* start Dataset records *
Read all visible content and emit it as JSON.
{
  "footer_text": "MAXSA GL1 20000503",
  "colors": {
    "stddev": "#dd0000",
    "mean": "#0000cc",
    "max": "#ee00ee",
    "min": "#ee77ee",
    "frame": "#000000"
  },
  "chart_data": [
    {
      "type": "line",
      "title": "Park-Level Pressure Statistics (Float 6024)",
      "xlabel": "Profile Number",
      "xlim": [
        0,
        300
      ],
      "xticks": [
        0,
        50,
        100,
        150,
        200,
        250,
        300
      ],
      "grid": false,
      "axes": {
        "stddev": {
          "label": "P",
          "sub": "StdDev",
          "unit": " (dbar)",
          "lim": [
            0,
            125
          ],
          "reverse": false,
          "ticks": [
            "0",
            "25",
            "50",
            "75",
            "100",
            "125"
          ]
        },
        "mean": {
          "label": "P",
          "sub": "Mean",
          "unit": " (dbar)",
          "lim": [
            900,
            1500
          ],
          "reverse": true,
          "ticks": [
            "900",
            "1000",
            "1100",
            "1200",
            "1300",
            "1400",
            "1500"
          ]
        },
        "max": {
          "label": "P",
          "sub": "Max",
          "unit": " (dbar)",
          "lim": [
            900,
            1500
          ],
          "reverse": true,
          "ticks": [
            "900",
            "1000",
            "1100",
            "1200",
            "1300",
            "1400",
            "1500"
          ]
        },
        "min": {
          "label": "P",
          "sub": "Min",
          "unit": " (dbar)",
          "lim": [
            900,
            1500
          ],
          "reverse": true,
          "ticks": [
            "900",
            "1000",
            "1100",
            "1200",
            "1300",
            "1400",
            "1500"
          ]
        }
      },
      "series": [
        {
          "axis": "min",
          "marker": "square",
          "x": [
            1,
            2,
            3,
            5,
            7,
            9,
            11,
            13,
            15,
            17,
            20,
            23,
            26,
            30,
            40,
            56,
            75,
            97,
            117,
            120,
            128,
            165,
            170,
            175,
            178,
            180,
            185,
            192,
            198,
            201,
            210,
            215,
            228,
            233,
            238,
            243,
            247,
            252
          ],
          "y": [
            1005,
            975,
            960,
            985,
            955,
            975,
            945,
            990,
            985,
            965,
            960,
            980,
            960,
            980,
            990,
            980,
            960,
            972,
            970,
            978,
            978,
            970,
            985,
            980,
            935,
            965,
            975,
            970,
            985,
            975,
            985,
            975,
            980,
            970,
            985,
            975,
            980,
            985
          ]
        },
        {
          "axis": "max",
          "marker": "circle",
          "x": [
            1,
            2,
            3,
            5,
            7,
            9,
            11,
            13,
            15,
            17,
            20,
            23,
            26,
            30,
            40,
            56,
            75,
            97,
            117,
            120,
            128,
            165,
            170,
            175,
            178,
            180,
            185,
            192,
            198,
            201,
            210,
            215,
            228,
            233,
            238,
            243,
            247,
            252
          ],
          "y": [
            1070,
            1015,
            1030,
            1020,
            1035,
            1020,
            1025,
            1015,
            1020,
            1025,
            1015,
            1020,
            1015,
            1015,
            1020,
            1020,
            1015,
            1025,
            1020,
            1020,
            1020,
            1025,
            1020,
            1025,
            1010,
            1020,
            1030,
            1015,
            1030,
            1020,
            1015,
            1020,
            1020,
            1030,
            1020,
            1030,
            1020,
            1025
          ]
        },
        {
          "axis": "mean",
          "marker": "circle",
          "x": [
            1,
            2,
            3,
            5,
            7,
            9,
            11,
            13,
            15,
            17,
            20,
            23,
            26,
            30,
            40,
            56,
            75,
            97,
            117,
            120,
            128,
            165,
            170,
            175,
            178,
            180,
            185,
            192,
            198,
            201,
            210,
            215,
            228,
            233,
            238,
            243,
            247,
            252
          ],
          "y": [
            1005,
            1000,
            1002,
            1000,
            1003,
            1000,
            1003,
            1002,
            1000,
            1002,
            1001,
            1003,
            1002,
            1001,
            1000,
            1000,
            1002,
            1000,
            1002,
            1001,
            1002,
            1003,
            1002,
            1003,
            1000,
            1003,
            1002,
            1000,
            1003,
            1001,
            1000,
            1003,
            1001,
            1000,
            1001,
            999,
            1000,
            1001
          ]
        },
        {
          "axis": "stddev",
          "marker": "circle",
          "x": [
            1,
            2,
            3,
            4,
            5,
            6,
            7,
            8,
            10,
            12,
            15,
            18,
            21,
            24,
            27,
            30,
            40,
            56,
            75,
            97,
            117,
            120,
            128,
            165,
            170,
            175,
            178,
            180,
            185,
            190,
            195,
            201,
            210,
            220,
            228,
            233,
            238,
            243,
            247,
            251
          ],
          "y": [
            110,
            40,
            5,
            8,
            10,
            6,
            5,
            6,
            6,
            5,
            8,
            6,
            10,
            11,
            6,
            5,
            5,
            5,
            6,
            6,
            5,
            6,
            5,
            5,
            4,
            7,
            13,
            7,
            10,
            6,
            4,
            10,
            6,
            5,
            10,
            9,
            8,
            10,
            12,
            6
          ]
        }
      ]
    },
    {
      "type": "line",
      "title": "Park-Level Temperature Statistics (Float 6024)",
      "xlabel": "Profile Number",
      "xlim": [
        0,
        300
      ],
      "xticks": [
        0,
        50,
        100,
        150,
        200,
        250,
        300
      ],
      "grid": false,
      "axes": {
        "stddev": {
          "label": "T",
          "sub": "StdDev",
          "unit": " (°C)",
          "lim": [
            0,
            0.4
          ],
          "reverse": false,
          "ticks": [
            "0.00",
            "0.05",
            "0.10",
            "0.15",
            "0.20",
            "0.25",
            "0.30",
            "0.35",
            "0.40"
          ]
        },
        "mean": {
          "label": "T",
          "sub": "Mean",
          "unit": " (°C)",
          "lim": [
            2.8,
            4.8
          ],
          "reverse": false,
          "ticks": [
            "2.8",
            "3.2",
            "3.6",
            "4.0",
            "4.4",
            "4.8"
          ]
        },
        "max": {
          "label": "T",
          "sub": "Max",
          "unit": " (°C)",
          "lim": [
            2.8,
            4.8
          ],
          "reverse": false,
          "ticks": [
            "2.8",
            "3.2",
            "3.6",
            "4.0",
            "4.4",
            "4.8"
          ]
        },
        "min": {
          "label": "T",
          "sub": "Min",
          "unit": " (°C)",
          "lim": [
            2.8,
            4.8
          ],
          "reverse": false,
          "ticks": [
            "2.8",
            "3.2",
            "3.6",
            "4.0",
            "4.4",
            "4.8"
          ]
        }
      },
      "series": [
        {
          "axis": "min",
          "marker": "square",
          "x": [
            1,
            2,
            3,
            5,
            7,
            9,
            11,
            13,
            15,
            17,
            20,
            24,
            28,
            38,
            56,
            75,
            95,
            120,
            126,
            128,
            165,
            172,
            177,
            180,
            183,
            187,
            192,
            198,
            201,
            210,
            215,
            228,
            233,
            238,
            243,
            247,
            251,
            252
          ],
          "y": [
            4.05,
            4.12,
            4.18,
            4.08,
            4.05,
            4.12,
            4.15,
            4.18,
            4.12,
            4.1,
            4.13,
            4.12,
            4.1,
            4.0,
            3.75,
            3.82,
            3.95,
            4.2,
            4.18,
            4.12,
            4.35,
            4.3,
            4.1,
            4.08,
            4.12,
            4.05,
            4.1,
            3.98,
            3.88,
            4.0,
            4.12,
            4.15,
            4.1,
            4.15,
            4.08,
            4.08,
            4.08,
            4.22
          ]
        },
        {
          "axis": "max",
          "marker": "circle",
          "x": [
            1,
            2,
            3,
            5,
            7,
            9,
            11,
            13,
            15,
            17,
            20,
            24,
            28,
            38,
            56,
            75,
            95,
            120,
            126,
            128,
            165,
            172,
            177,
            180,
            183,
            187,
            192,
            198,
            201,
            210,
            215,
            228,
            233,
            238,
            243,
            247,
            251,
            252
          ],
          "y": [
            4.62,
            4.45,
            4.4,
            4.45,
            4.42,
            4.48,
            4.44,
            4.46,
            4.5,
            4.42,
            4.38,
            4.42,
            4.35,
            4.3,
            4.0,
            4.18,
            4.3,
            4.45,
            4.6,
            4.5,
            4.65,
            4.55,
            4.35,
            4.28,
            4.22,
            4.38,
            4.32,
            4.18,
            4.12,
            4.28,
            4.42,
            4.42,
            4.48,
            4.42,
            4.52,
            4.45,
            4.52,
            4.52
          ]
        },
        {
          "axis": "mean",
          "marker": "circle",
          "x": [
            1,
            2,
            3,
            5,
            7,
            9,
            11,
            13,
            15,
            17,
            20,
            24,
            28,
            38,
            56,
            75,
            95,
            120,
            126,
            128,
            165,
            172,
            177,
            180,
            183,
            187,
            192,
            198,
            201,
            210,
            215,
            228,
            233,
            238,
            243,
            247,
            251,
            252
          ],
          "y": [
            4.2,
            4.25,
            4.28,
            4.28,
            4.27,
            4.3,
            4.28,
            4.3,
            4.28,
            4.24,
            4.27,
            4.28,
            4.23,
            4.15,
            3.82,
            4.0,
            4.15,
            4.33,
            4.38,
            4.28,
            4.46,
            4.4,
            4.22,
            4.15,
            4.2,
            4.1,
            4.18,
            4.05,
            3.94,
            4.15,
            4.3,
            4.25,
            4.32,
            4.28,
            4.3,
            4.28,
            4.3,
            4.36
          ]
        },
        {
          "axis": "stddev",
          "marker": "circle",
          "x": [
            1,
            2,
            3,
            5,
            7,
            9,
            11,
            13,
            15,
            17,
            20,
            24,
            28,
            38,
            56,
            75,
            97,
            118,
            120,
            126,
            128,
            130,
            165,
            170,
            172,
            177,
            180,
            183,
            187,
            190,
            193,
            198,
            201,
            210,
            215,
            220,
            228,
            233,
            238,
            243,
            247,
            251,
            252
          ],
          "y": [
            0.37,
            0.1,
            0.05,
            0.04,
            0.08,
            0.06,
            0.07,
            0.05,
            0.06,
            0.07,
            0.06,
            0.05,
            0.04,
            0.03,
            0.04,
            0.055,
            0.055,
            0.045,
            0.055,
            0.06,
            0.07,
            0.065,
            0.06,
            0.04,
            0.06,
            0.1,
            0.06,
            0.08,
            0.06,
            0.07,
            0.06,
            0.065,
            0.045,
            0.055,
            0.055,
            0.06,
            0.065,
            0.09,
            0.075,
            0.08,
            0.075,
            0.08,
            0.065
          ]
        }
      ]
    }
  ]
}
* end Dataset records *
**To do:**
Show the lines where the word "Statistics" appears in the entries.

**Reply:**
      "title": "Park-Level Pressure Statistics (Float 6024)",
      "title": "Park-Level Temperature Statistics (Float 6024)",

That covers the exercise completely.